### Dataset extract

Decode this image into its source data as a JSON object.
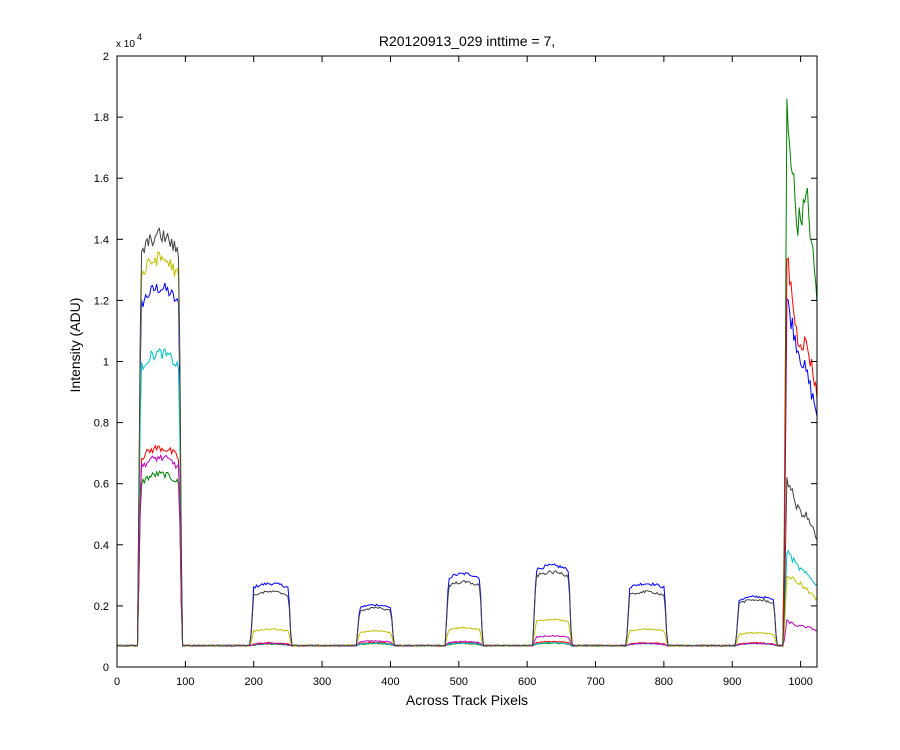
{
  "chart_data": {
    "type": "line",
    "title": "R20120913_029 inttime = 7,",
    "xlabel": "Across Track Pixels",
    "ylabel": "Intensity (ADU)",
    "y_exponent_label": "x 10",
    "y_exponent_power": "4",
    "xlim": [
      0,
      1024
    ],
    "ylim": [
      0,
      20000
    ],
    "xticks": [
      0,
      100,
      200,
      300,
      400,
      500,
      600,
      700,
      800,
      900,
      1000
    ],
    "yticks": [
      0,
      2000,
      4000,
      6000,
      8000,
      10000,
      12000,
      14000,
      16000,
      18000,
      20000
    ],
    "ytick_labels": [
      "0",
      "0.2",
      "0.4",
      "0.6",
      "0.8",
      "1",
      "1.2",
      "1.4",
      "1.6",
      "1.8",
      "2"
    ],
    "grid": false,
    "legend": "none",
    "baseline": 700,
    "segments": [
      {
        "start": 30,
        "end": 95
      },
      {
        "start": 195,
        "end": 255
      },
      {
        "start": 350,
        "end": 405
      },
      {
        "start": 480,
        "end": 535
      },
      {
        "start": 608,
        "end": 665
      },
      {
        "start": 745,
        "end": 805
      },
      {
        "start": 905,
        "end": 965
      }
    ],
    "series": [
      {
        "color": "#0000ff",
        "plateaus": [
          11600,
          2550,
          1900,
          2850,
          3100,
          2550,
          2150
        ],
        "edge_values": [
          12000,
          10500,
          9500,
          8300
        ]
      },
      {
        "color": "#008000",
        "plateaus": [
          5900,
          700,
          720,
          720,
          730,
          720,
          720
        ],
        "edge_values": [
          18300,
          14500,
          15300,
          12000
        ]
      },
      {
        "color": "#ff0000",
        "plateaus": [
          6700,
          740,
          750,
          750,
          780,
          740,
          740
        ],
        "edge_values": [
          13500,
          10800,
          10500,
          9000
        ]
      },
      {
        "color": "#00bfbf",
        "plateaus": [
          9600,
          720,
          730,
          730,
          740,
          720,
          720
        ],
        "edge_values": [
          3800,
          3300,
          3000,
          2700
        ]
      },
      {
        "color": "#bf00bf",
        "plateaus": [
          6400,
          720,
          800,
          780,
          950,
          720,
          720
        ],
        "edge_values": [
          1500,
          1350,
          1300,
          1200
        ]
      },
      {
        "color": "#bfbf00",
        "plateaus": [
          12500,
          1150,
          1100,
          1200,
          1450,
          1150,
          1050
        ],
        "edge_values": [
          3000,
          2800,
          2500,
          2200
        ]
      },
      {
        "color": "#404040",
        "plateaus": [
          13200,
          2300,
          1800,
          2600,
          2900,
          2300,
          2050
        ],
        "edge_values": [
          6200,
          5200,
          4900,
          4200
        ]
      }
    ]
  }
}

### Required work
Your copy should match the records word for word, with the pictures removed.

### Correct output
Decode this image into its source data as a JSON object.
{
  "chart_data": {
    "type": "line",
    "title": "R20120913_029 inttime = 7,",
    "xlabel": "Across Track Pixels",
    "ylabel": "Intensity (ADU)",
    "y_exponent_label": "x 10",
    "y_exponent_power": "4",
    "xlim": [
      0,
      1024
    ],
    "ylim": [
      0,
      20000
    ],
    "xticks": [
      0,
      100,
      200,
      300,
      400,
      500,
      600,
      700,
      800,
      900,
      1000
    ],
    "yticks": [
      0,
      2000,
      4000,
      6000,
      8000,
      10000,
      12000,
      14000,
      16000,
      18000,
      20000
    ],
    "ytick_labels": [
      "0",
      "0.2",
      "0.4",
      "0.6",
      "0.8",
      "1",
      "1.2",
      "1.4",
      "1.6",
      "1.8",
      "2"
    ],
    "grid": false,
    "legend": "none",
    "baseline": 700,
    "segments": [
      {
        "start": 30,
        "end": 95
      },
      {
        "start": 195,
        "end": 255
      },
      {
        "start": 350,
        "end": 405
      },
      {
        "start": 480,
        "end": 535
      },
      {
        "start": 608,
        "end": 665
      },
      {
        "start": 745,
        "end": 805
      },
      {
        "start": 905,
        "end": 965
      }
    ],
    "series": [
      {
        "color": "#0000ff",
        "plateaus": [
          11600,
          2550,
          1900,
          2850,
          3100,
          2550,
          2150
        ],
        "edge_values": [
          12000,
          10500,
          9500,
          8300
        ]
      },
      {
        "color": "#008000",
        "plateaus": [
          5900,
          700,
          720,
          720,
          730,
          720,
          720
        ],
        "edge_values": [
          18300,
          14500,
          15300,
          12000
        ]
      },
      {
        "color": "#ff0000",
        "plateaus": [
          6700,
          740,
          750,
          750,
          780,
          740,
          740
        ],
        "edge_values": [
          13500,
          10800,
          10500,
          9000
        ]
      },
      {
        "color": "#00bfbf",
        "plateaus": [
          9600,
          720,
          730,
          730,
          740,
          720,
          720
        ],
        "edge_values": [
          3800,
          3300,
          3000,
          2700
        ]
      },
      {
        "color": "#bf00bf",
        "plateaus": [
          6400,
          720,
          800,
          780,
          950,
          720,
          720
        ],
        "edge_values": [
          1500,
          1350,
          1300,
          1200
        ]
      },
      {
        "color": "#bfbf00",
        "plateaus": [
          12500,
          1150,
          1100,
          1200,
          1450,
          1150,
          1050
        ],
        "edge_values": [
          3000,
          2800,
          2500,
          2200
        ]
      },
      {
        "color": "#404040",
        "plateaus": [
          13200,
          2300,
          1800,
          2600,
          2900,
          2300,
          2050
        ],
        "edge_values": [
          6200,
          5200,
          4900,
          4200
        ]
      }
    ]
  }
}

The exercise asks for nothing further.